• **Given information**
□ □ □ □ □ □ □

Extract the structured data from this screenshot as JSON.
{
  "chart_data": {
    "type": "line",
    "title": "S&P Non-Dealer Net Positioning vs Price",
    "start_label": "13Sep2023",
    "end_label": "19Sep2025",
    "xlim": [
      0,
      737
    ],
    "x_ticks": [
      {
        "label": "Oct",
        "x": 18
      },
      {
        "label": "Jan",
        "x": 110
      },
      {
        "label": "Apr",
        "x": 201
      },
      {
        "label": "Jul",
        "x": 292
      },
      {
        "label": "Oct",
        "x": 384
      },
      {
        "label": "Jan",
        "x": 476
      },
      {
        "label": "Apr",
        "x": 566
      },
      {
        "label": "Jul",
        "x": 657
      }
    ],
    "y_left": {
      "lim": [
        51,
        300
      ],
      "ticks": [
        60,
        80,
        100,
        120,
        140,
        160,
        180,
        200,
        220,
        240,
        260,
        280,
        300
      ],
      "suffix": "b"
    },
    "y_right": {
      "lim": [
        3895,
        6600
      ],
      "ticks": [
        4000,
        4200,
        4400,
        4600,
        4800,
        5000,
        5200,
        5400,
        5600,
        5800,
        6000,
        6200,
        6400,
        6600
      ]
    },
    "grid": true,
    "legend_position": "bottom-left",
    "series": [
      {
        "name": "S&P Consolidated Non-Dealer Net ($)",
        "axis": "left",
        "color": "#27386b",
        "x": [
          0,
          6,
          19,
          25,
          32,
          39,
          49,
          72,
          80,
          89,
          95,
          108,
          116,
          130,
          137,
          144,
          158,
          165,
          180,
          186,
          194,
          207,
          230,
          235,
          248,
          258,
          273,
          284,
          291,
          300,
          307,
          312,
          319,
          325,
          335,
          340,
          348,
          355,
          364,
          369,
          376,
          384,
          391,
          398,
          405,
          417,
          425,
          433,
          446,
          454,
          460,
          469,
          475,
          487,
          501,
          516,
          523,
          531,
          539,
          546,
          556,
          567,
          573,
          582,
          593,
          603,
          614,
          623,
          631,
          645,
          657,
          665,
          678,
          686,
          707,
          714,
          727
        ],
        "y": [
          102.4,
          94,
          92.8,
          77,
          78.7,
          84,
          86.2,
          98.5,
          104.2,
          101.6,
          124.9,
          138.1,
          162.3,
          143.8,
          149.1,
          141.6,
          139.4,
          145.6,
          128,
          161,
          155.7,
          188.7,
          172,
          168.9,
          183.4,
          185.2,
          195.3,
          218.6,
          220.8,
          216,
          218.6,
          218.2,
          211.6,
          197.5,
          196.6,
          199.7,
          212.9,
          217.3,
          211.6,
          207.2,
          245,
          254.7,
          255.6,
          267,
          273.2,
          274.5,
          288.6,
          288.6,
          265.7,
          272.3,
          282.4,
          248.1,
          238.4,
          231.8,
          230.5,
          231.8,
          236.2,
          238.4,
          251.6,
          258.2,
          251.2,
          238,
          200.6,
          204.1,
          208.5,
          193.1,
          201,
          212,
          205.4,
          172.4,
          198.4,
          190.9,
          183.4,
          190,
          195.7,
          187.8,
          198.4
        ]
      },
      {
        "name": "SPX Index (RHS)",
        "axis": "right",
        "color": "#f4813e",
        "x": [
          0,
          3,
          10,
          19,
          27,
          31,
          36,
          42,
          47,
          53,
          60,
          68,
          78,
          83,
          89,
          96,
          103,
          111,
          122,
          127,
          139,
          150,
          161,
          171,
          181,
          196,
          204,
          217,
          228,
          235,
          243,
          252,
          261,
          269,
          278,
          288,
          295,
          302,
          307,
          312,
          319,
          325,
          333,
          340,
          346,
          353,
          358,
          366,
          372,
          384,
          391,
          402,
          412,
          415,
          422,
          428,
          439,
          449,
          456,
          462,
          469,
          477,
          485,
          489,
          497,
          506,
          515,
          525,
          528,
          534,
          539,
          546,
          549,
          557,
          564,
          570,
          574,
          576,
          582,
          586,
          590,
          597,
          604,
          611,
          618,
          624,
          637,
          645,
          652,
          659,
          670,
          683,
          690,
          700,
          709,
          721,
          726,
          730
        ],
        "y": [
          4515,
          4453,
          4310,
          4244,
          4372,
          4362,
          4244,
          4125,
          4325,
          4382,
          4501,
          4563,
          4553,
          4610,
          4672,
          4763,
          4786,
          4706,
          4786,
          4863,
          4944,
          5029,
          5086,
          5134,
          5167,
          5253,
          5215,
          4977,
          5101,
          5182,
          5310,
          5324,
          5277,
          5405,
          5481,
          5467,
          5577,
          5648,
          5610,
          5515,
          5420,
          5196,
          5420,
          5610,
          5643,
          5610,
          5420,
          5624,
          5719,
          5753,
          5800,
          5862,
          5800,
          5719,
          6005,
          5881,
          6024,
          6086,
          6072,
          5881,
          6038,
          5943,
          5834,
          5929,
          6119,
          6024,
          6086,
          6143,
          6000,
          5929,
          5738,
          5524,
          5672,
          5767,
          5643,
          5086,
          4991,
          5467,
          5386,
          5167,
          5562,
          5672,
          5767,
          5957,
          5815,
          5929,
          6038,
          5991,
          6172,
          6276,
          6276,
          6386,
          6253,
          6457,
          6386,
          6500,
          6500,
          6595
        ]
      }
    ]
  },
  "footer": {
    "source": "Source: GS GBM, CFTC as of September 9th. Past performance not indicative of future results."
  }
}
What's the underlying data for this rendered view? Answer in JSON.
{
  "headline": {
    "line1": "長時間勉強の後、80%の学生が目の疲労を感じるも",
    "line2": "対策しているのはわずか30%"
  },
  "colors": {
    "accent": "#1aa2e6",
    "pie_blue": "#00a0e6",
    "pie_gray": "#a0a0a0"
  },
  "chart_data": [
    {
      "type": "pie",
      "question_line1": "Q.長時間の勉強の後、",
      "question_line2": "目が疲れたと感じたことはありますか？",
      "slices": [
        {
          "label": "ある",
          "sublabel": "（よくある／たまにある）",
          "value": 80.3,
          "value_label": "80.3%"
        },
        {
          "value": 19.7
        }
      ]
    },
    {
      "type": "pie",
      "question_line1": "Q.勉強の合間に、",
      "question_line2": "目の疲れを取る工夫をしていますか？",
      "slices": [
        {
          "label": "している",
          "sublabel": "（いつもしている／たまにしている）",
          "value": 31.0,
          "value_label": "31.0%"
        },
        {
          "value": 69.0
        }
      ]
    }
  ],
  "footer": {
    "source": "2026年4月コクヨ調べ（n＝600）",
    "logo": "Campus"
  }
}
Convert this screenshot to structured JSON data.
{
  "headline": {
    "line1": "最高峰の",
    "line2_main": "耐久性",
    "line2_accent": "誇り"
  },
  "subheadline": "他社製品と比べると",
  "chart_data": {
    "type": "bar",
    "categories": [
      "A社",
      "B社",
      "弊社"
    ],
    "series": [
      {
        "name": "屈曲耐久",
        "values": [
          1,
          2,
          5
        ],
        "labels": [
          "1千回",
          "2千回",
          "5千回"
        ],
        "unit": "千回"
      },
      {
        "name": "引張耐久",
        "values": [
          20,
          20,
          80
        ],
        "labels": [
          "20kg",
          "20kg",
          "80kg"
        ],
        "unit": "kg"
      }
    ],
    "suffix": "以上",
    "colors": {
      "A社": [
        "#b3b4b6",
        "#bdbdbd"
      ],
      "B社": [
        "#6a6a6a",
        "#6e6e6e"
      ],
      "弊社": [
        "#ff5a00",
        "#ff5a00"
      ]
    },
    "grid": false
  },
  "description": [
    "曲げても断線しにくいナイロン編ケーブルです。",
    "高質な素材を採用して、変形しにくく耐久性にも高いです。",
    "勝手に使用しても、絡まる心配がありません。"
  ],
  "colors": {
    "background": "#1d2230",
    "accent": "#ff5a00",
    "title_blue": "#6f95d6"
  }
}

□ □ □ □ □ □ □

• **What this task involves**
Give the number of lines above in which the word "structured" occurs, with nothing else.

• **Response for this exercise**
2